## BEGIN Material provided

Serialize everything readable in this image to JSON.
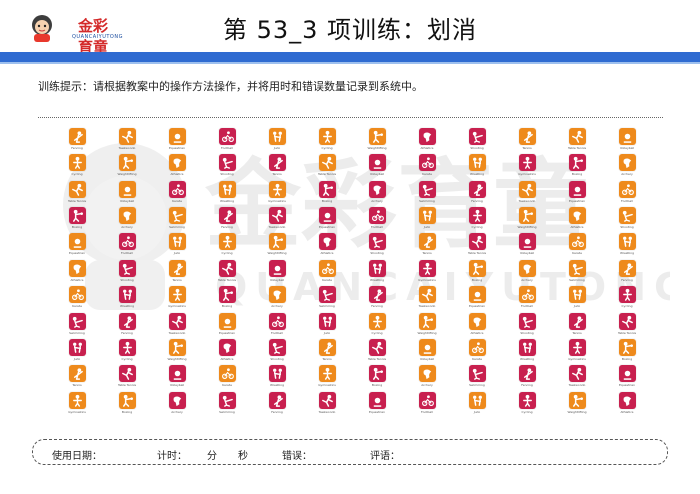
{
  "header": {
    "logo_text": "金彩育童",
    "logo_sub": "QUANCAIYUTONG",
    "title": "第 53_3 项训练：划消"
  },
  "instruction": "训练提示：请根据教案中的操作方法操作，并将用时和错误数量记录到系统中。",
  "watermark": {
    "text": "金彩育童",
    "sub": "QUANCAIYUTONG"
  },
  "colors": {
    "red": "#c8204f",
    "orange": "#ee8a1c",
    "blue": "#2f6bd1"
  },
  "grid": {
    "rows": 11,
    "cols": 12,
    "pattern": [
      "OOOROOORROOO",
      "OOORRORRORRO",
      "OOROORRRRORO",
      "ROORRRROROOO",
      "OROOORRORROO",
      "ORORRORROOOO",
      "ORORORROOOOR",
      "RRRORROOORRR",
      "RRORROROORRO",
      "ORRORORORRRR",
      "OORRRRRROROR"
    ],
    "icons": [
      "fencing-icon",
      "volleyball-icon",
      "judo-icon",
      "boxing-icon",
      "shooting-icon",
      "taekwondo-icon",
      "karate-icon",
      "cycling-icon",
      "archery-icon",
      "tennis-icon",
      "equestrian-icon",
      "wrestling-icon",
      "weightlifting-icon",
      "swimming-icon",
      "table-tennis-icon",
      "football-icon",
      "gymnastics-icon",
      "athletics-icon"
    ],
    "names": [
      "Fencing",
      "Volleyball",
      "Judo",
      "Boxing",
      "Shooting",
      "Taekwondo",
      "Karate",
      "Cycling",
      "Archery",
      "Tennis",
      "Equestrian",
      "Wrestling",
      "Weightlifting",
      "Swimming",
      "Table Tennis",
      "Football",
      "Gymnastics",
      "Athletics"
    ]
  },
  "footer": {
    "date_label": "使用日期：",
    "time_label": "计时：",
    "minute_label": "分",
    "second_label": "秒",
    "error_label": "错误：",
    "review_label": "评语："
  }
}
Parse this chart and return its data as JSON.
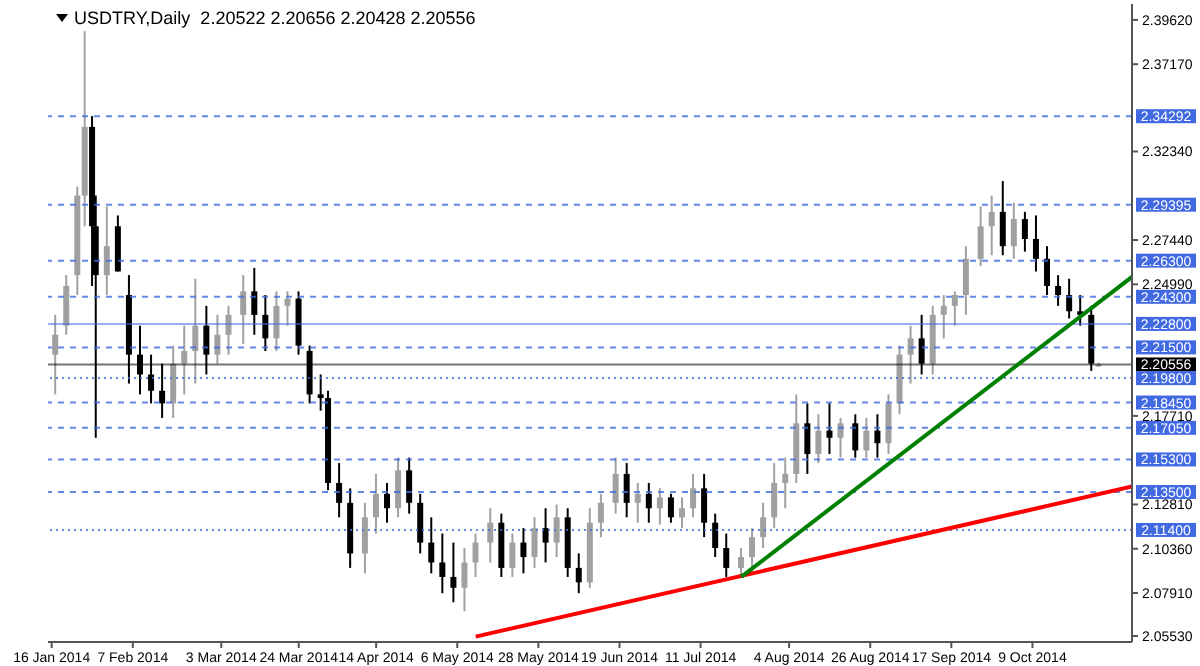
{
  "chart_data": {
    "type": "candlestick",
    "title": "USDTRY,Daily  2.20522 2.20656 2.20428 2.20556",
    "x": [
      "2014-01-17",
      "2014-01-20",
      "2014-01-23",
      "2014-01-25",
      "2014-01-27",
      "2014-01-28",
      "2014-01-31",
      "2014-02-03",
      "2014-02-06",
      "2014-02-09",
      "2014-02-12",
      "2014-02-15",
      "2014-02-18",
      "2014-02-21",
      "2014-02-24",
      "2014-02-27",
      "2014-03-02",
      "2014-03-05",
      "2014-03-09",
      "2014-03-12",
      "2014-03-15",
      "2014-03-18",
      "2014-03-21",
      "2014-03-24",
      "2014-03-27",
      "2014-03-30",
      "2014-04-01",
      "2014-04-04",
      "2014-04-07",
      "2014-04-11",
      "2014-04-14",
      "2014-04-17",
      "2014-04-20",
      "2014-04-23",
      "2014-04-26",
      "2014-04-29",
      "2014-05-02",
      "2014-05-05",
      "2014-05-08",
      "2014-05-11",
      "2014-05-15",
      "2014-05-18",
      "2014-05-21",
      "2014-05-24",
      "2014-05-27",
      "2014-05-30",
      "2014-06-02",
      "2014-06-05",
      "2014-06-08",
      "2014-06-11",
      "2014-06-14",
      "2014-06-18",
      "2014-06-21",
      "2014-06-24",
      "2014-06-27",
      "2014-06-30",
      "2014-07-03",
      "2014-07-06",
      "2014-07-09",
      "2014-07-12",
      "2014-07-15",
      "2014-07-18",
      "2014-07-22",
      "2014-07-25",
      "2014-07-28",
      "2014-07-31",
      "2014-08-03",
      "2014-08-06",
      "2014-08-09",
      "2014-08-12",
      "2014-08-15",
      "2014-08-18",
      "2014-08-22",
      "2014-08-25",
      "2014-08-28",
      "2014-08-31",
      "2014-09-03",
      "2014-09-06",
      "2014-09-09",
      "2014-09-12",
      "2014-09-15",
      "2014-09-18",
      "2014-09-21",
      "2014-09-25",
      "2014-09-28",
      "2014-10-01",
      "2014-10-04",
      "2014-10-07",
      "2014-10-10",
      "2014-10-13",
      "2014-10-16",
      "2014-10-19",
      "2014-10-22",
      "2014-10-25",
      "2014-10-27"
    ],
    "ohlc": [
      [
        2.211,
        2.233,
        2.189,
        2.222
      ],
      [
        2.227,
        2.255,
        2.222,
        2.249
      ],
      [
        2.255,
        2.304,
        2.244,
        2.299
      ],
      [
        2.299,
        2.39,
        2.282,
        2.337
      ],
      [
        2.337,
        2.343,
        2.249,
        2.282
      ],
      [
        2.282,
        2.299,
        2.165,
        2.255
      ],
      [
        2.255,
        2.293,
        2.244,
        2.271
      ],
      [
        2.282,
        2.288,
        2.257,
        2.257
      ],
      [
        2.244,
        2.255,
        2.195,
        2.211
      ],
      [
        2.211,
        2.227,
        2.189,
        2.2
      ],
      [
        2.2,
        2.211,
        2.184,
        2.191
      ],
      [
        2.191,
        2.206,
        2.176,
        2.184
      ],
      [
        2.184,
        2.216,
        2.176,
        2.206
      ],
      [
        2.206,
        2.227,
        2.189,
        2.213
      ],
      [
        2.213,
        2.253,
        2.195,
        2.227
      ],
      [
        2.227,
        2.238,
        2.2,
        2.211
      ],
      [
        2.211,
        2.233,
        2.206,
        2.222
      ],
      [
        2.222,
        2.238,
        2.211,
        2.233
      ],
      [
        2.233,
        2.255,
        2.217,
        2.246
      ],
      [
        2.246,
        2.259,
        2.222,
        2.233
      ],
      [
        2.233,
        2.244,
        2.213,
        2.22
      ],
      [
        2.22,
        2.246,
        2.213,
        2.238
      ],
      [
        2.238,
        2.246,
        2.227,
        2.242
      ],
      [
        2.242,
        2.246,
        2.211,
        2.216
      ],
      [
        2.213,
        2.216,
        2.184,
        2.189
      ],
      [
        2.189,
        2.2,
        2.18,
        2.187
      ],
      [
        2.187,
        2.191,
        2.136,
        2.14
      ],
      [
        2.14,
        2.151,
        2.121,
        2.129
      ],
      [
        2.129,
        2.137,
        2.093,
        2.101
      ],
      [
        2.101,
        2.129,
        2.09,
        2.121
      ],
      [
        2.121,
        2.145,
        2.112,
        2.134
      ],
      [
        2.134,
        2.14,
        2.118,
        2.126
      ],
      [
        2.126,
        2.154,
        2.121,
        2.147
      ],
      [
        2.147,
        2.154,
        2.123,
        2.129
      ],
      [
        2.129,
        2.134,
        2.101,
        2.107
      ],
      [
        2.107,
        2.121,
        2.09,
        2.096
      ],
      [
        2.096,
        2.112,
        2.079,
        2.088
      ],
      [
        2.088,
        2.107,
        2.074,
        2.082
      ],
      [
        2.082,
        2.104,
        2.069,
        2.096
      ],
      [
        2.096,
        2.112,
        2.088,
        2.107
      ],
      [
        2.107,
        2.126,
        2.096,
        2.118
      ],
      [
        2.118,
        2.123,
        2.088,
        2.093
      ],
      [
        2.093,
        2.112,
        2.088,
        2.107
      ],
      [
        2.107,
        2.115,
        2.09,
        2.099
      ],
      [
        2.099,
        2.121,
        2.093,
        2.115
      ],
      [
        2.115,
        2.126,
        2.096,
        2.107
      ],
      [
        2.107,
        2.128,
        2.099,
        2.121
      ],
      [
        2.121,
        2.126,
        2.088,
        2.093
      ],
      [
        2.093,
        2.101,
        2.079,
        2.085
      ],
      [
        2.085,
        2.126,
        2.082,
        2.118
      ],
      [
        2.118,
        2.134,
        2.11,
        2.129
      ],
      [
        2.129,
        2.154,
        2.123,
        2.145
      ],
      [
        2.145,
        2.151,
        2.121,
        2.129
      ],
      [
        2.129,
        2.14,
        2.118,
        2.134
      ],
      [
        2.134,
        2.14,
        2.118,
        2.126
      ],
      [
        2.126,
        2.137,
        2.117,
        2.132
      ],
      [
        2.132,
        2.134,
        2.118,
        2.121
      ],
      [
        2.121,
        2.132,
        2.115,
        2.126
      ],
      [
        2.126,
        2.145,
        2.121,
        2.137
      ],
      [
        2.137,
        2.145,
        2.11,
        2.118
      ],
      [
        2.118,
        2.123,
        2.099,
        2.104
      ],
      [
        2.104,
        2.112,
        2.088,
        2.093
      ],
      [
        2.093,
        2.104,
        2.088,
        2.099
      ],
      [
        2.099,
        2.115,
        2.09,
        2.11
      ],
      [
        2.11,
        2.129,
        2.104,
        2.121
      ],
      [
        2.121,
        2.151,
        2.115,
        2.14
      ],
      [
        2.14,
        2.154,
        2.126,
        2.145
      ],
      [
        2.145,
        2.189,
        2.14,
        2.173
      ],
      [
        2.173,
        2.184,
        2.145,
        2.156
      ],
      [
        2.156,
        2.178,
        2.151,
        2.169
      ],
      [
        2.169,
        2.184,
        2.156,
        2.165
      ],
      [
        2.165,
        2.176,
        2.154,
        2.173
      ],
      [
        2.173,
        2.178,
        2.154,
        2.158
      ],
      [
        2.158,
        2.176,
        2.154,
        2.169
      ],
      [
        2.169,
        2.178,
        2.154,
        2.162
      ],
      [
        2.162,
        2.189,
        2.156,
        2.184
      ],
      [
        2.184,
        2.216,
        2.178,
        2.211
      ],
      [
        2.211,
        2.227,
        2.195,
        2.22
      ],
      [
        2.22,
        2.233,
        2.2,
        2.206
      ],
      [
        2.206,
        2.238,
        2.2,
        2.233
      ],
      [
        2.233,
        2.244,
        2.22,
        2.238
      ],
      [
        2.238,
        2.246,
        2.227,
        2.244
      ],
      [
        2.244,
        2.271,
        2.233,
        2.264
      ],
      [
        2.264,
        2.293,
        2.26,
        2.282
      ],
      [
        2.282,
        2.299,
        2.266,
        2.29
      ],
      [
        2.29,
        2.307,
        2.266,
        2.271
      ],
      [
        2.271,
        2.295,
        2.264,
        2.286
      ],
      [
        2.286,
        2.29,
        2.268,
        2.275
      ],
      [
        2.275,
        2.288,
        2.257,
        2.264
      ],
      [
        2.264,
        2.271,
        2.244,
        2.249
      ],
      [
        2.249,
        2.255,
        2.238,
        2.244
      ],
      [
        2.244,
        2.253,
        2.231,
        2.235
      ],
      [
        2.235,
        2.244,
        2.227,
        2.233
      ],
      [
        2.233,
        2.238,
        2.202,
        2.206
      ],
      [
        2.20522,
        2.20656,
        2.20428,
        2.20556
      ]
    ],
    "series": [
      {
        "type": "line",
        "color": "#ff0000",
        "x": [
          "2014-05-11",
          "2014-11-05"
        ],
        "values": [
          2.055,
          2.138
        ]
      },
      {
        "type": "line",
        "color": "#008000",
        "x": [
          "2014-07-22",
          "2014-11-05"
        ],
        "values": [
          2.088,
          2.254
        ]
      }
    ],
    "xlim": [
      "2014-01-15",
      "2014-11-05"
    ],
    "xticks": [
      {
        "value": "2014-01-16",
        "label": "16 Jan 2014"
      },
      {
        "value": "2014-02-07",
        "label": "7 Feb 2014"
      },
      {
        "value": "2014-03-03",
        "label": "3 Mar 2014"
      },
      {
        "value": "2014-03-24",
        "label": "24 Mar 2014"
      },
      {
        "value": "2014-04-14",
        "label": "14 Apr 2014"
      },
      {
        "value": "2014-05-06",
        "label": "6 May 2014"
      },
      {
        "value": "2014-05-28",
        "label": "28 May 2014"
      },
      {
        "value": "2014-06-19",
        "label": "19 Jun 2014"
      },
      {
        "value": "2014-07-11",
        "label": "11 Jul 2014"
      },
      {
        "value": "2014-08-04",
        "label": "4 Aug 2014"
      },
      {
        "value": "2014-08-26",
        "label": "26 Aug 2014"
      },
      {
        "value": "2014-09-17",
        "label": "17 Sep 2014"
      },
      {
        "value": "2014-10-09",
        "label": "9 Oct 2014"
      }
    ],
    "ylim": [
      2.052,
      2.405
    ],
    "yticks": [
      {
        "value": 2.3962,
        "label": "2.39620"
      },
      {
        "value": 2.3717,
        "label": "2.37170"
      },
      {
        "value": 2.3234,
        "label": "2.32340"
      },
      {
        "value": 2.2744,
        "label": "2.27440"
      },
      {
        "value": 2.2499,
        "label": "2.24990"
      },
      {
        "value": 2.1771,
        "label": "2.17710"
      },
      {
        "value": 2.1281,
        "label": "2.12810"
      },
      {
        "value": 2.1036,
        "label": "2.10360"
      },
      {
        "value": 2.0791,
        "label": "2.07910"
      },
      {
        "value": 2.0553,
        "label": "2.05530"
      }
    ],
    "ref_lines": [
      {
        "axis": "y",
        "value": 2.34292,
        "label": "2.34292",
        "color": "#4169e1",
        "line_style": "dashed"
      },
      {
        "axis": "y",
        "value": 2.29395,
        "label": "2.29395",
        "color": "#4169e1",
        "line_style": "dashed"
      },
      {
        "axis": "y",
        "value": 2.263,
        "label": "2.26300",
        "color": "#4169e1",
        "line_style": "dashed"
      },
      {
        "axis": "y",
        "value": 2.243,
        "label": "2.24300",
        "color": "#4169e1",
        "line_style": "dashed"
      },
      {
        "axis": "y",
        "value": 2.228,
        "label": "2.22800",
        "color": "#4169e1",
        "line_style": "solid"
      },
      {
        "axis": "y",
        "value": 2.215,
        "label": "2.21500",
        "color": "#4169e1",
        "line_style": "dashed"
      },
      {
        "axis": "y",
        "value": 2.20556,
        "label": "2.20556",
        "color": "#000000",
        "line_style": "solid"
      },
      {
        "axis": "y",
        "value": 2.198,
        "label": "2.19800",
        "color": "#4169e1",
        "line_style": "dotted"
      },
      {
        "axis": "y",
        "value": 2.1845,
        "label": "2.18450",
        "color": "#4169e1",
        "line_style": "dashed"
      },
      {
        "axis": "y",
        "value": 2.1705,
        "label": "2.17050",
        "color": "#4169e1",
        "line_style": "dashed"
      },
      {
        "axis": "y",
        "value": 2.153,
        "label": "2.15300",
        "color": "#4169e1",
        "line_style": "dashed"
      },
      {
        "axis": "y",
        "value": 2.135,
        "label": "2.13500",
        "color": "#4169e1",
        "line_style": "dashed"
      },
      {
        "axis": "y",
        "value": 2.114,
        "label": "2.11400",
        "color": "#4169e1",
        "line_style": "dotted"
      }
    ],
    "grid": false,
    "legend": false
  }
}
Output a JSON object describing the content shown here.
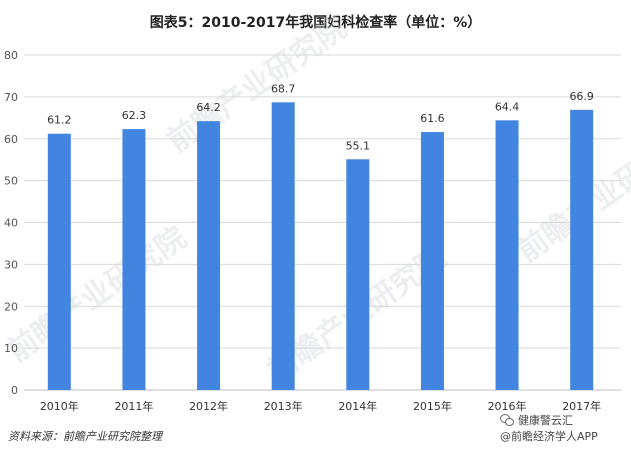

## END Material provided

The exercise — Go through the listing above and pull out each line containing the word "this".

Reply —
Serialize everything readable in this image to JSON.
Parse this chart and return its data as JSON.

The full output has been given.